_Exercise requirements_: Write out all of the lines below, exactly and completely.
___ Entries provided
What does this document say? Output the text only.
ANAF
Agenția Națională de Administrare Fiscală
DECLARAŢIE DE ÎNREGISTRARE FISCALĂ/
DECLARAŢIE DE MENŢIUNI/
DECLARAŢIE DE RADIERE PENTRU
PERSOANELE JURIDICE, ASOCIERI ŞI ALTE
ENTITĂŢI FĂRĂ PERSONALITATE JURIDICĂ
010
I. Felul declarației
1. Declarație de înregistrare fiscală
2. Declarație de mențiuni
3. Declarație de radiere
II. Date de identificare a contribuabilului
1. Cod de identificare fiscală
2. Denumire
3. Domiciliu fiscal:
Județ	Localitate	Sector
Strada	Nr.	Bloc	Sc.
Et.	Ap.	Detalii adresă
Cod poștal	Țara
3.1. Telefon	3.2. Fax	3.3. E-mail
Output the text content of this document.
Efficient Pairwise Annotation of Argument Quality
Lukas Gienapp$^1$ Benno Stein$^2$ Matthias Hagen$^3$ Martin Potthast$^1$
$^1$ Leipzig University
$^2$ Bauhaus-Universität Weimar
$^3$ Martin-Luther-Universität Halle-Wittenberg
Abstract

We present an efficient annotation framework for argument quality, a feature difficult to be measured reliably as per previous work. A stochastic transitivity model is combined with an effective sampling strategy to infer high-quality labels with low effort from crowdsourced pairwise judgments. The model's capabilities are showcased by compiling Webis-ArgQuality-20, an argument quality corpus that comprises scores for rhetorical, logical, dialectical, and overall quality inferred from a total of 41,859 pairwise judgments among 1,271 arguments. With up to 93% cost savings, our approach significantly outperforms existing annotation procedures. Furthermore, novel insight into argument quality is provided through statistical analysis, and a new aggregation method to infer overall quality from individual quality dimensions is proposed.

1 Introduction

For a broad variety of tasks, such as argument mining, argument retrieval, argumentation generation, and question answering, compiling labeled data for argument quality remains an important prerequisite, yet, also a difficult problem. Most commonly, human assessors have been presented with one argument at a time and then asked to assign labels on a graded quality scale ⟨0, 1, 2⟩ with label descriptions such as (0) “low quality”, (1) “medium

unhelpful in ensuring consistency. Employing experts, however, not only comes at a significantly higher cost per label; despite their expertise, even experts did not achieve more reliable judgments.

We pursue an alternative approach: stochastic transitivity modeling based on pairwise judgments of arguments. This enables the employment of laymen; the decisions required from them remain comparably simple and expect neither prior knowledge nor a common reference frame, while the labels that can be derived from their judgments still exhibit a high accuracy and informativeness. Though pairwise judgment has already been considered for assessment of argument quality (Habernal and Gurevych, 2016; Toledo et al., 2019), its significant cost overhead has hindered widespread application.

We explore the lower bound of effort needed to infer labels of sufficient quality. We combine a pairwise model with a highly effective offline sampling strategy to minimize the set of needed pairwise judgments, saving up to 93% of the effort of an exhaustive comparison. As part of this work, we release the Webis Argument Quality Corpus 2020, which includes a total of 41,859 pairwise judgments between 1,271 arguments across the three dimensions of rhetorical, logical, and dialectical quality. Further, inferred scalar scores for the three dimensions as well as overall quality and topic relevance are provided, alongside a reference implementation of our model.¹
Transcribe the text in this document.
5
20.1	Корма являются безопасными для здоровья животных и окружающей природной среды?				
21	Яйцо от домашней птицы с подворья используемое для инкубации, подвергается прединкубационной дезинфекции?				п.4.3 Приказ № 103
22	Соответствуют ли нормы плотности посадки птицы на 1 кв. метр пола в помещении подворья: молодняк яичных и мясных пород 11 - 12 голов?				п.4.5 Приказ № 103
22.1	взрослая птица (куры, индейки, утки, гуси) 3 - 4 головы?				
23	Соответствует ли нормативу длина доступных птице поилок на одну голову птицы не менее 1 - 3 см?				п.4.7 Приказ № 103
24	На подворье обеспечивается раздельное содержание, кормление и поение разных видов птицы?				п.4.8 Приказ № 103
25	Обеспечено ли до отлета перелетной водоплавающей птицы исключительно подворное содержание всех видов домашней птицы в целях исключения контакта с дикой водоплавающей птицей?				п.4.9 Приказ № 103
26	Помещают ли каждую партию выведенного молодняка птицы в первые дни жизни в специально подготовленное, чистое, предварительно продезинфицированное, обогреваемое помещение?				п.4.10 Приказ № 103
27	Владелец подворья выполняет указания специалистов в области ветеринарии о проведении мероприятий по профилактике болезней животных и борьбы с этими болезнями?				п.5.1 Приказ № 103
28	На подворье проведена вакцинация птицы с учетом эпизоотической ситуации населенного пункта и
______
_Written response_:
What does this document say? Output the text only.
ANAF
Agenția Națională de Administrare Fiscală
DECLARAŢIE DE ÎNREGISTRARE FISCALĂ/
DECLARAŢIE DE MENŢIUNI/
DECLARAŢIE DE RADIERE PENTRU
PERSOANELE JURIDICE, ASOCIERI ŞI ALTE
ENTITĂŢI FĂRĂ PERSONALITATE JURIDICĂ
010
I. Felul declarației
1. Declarație de înregistrare fiscală
2. Declarație de mențiuni
3. Declarație de radiere
II. Date de identificare a contribuabilului
1. Cod de identificare fiscală
2. Denumire
3. Domiciliu fiscal:
Județ	Localitate	Sector
Strada	Nr.	Bloc	Sc.
Et.	Ap.	Detalii adresă
Cod poștal	Țara
3.1. Telefon	3.2. Fax	3.3. E-mail
Output the text content of this document.
Efficient Pairwise Annotation of Argument Quality
Lukas Gienapp$^1$ Benno Stein$^2$ Matthias Hagen$^3$ Martin Potthast$^1$
$^1$ Leipzig University
$^2$ Bauhaus-Universität Weimar
$^3$ Martin-Luther-Universität Halle-Wittenberg
Abstract

We present an efficient annotation framework for argument quality, a feature difficult to be measured reliably as per previous work. A stochastic transitivity model is combined with an effective sampling strategy to infer high-quality labels with low effort from crowdsourced pairwise judgments. The model's capabilities are showcased by compiling Webis-ArgQuality-20, an argument quality corpus that comprises scores for rhetorical, logical, dialectical, and overall quality inferred from a total of 41,859 pairwise judgments among 1,271 arguments. With up to 93% cost savings, our approach significantly outperforms existing annotation procedures. Furthermore, novel insight into argument quality is provided through statistical analysis, and a new aggregation method to infer overall quality from individual quality dimensions is proposed.

1 Introduction

For a broad variety of tasks, such as argument mining, argument retrieval, argumentation generation, and question answering, compiling labeled data for argument quality remains an important prerequisite, yet, also a difficult problem. Most commonly, human assessors have been presented with one argument at a time and then asked to assign labels on a graded quality scale ⟨0, 1, 2⟩ with label descriptions such as (0) “low quality”, (1) “medium

unhelpful in ensuring consistency. Employing experts, however, not only comes at a significantly higher cost per label; despite their expertise, even experts did not achieve more reliable judgments.

We pursue an alternative approach: stochastic transitivity modeling based on pairwise judgments of arguments. This enables the employment of laymen; the decisions required from them remain comparably simple and expect neither prior knowledge nor a common reference frame, while the labels that can be derived from their judgments still exhibit a high accuracy and informativeness. Though pairwise judgment has already been considered for assessment of argument quality (Habernal and Gurevych, 2016; Toledo et al., 2019), its significant cost overhead has hindered widespread application.

We explore the lower bound of effort needed to infer labels of sufficient quality. We combine a pairwise model with a highly effective offline sampling strategy to minimize the set of needed pairwise judgments, saving up to 93% of the effort of an exhaustive comparison. As part of this work, we release the Webis Argument Quality Corpus 2020, which includes a total of 41,859 pairwise judgments between 1,271 arguments across the three dimensions of rhetorical, logical, and dialectical quality. Further, inferred scalar scores for the three dimensions as well as overall quality and topic relevance are provided, alongside a reference implementation of our model.¹
Transcribe the text in this document.
5
20.1	Корма являются безопасными для здоровья животных и окружающей природной среды?				
21	Яйцо от домашней птицы с подворья используемое для инкубации, подвергается прединкубационной дезинфекции?				п.4.3 Приказ № 103
22	Соответствуют ли нормы плотности посадки птицы на 1 кв. метр пола в помещении подворья: молодняк яичных и мясных пород 11 - 12 голов?				п.4.5 Приказ № 103
22.1	взрослая птица (куры, индейки, утки, гуси) 3 - 4 головы?				
23	Соответствует ли нормативу длина доступных птице поилок на одну голову птицы не менее 1 - 3 см?				п.4.7 Приказ № 103
24	На подворье обеспечивается раздельное содержание, кормление и поение разных видов птицы?				п.4.8 Приказ № 103
25	Обеспечено ли до отлета перелетной водоплавающей птицы исключительно подворное содержание всех видов домашней птицы в целях исключения контакта с дикой водоплавающей птицей?				п.4.9 Приказ № 103
26	Помещают ли каждую партию выведенного молодняка птицы в первые дни жизни в специально подготовленное, чистое, предварительно продезинфицированное, обогреваемое помещение?				п.4.10 Приказ № 103
27	Владелец подворья выполняет указания специалистов в области ветеринарии о проведении мероприятий по профилактике болезней животных и борьбы с этими болезнями?				п.5.1 Приказ № 103
28	На подворье проведена вакцинация птицы с учетом эпизоотической ситуации населенного пункта и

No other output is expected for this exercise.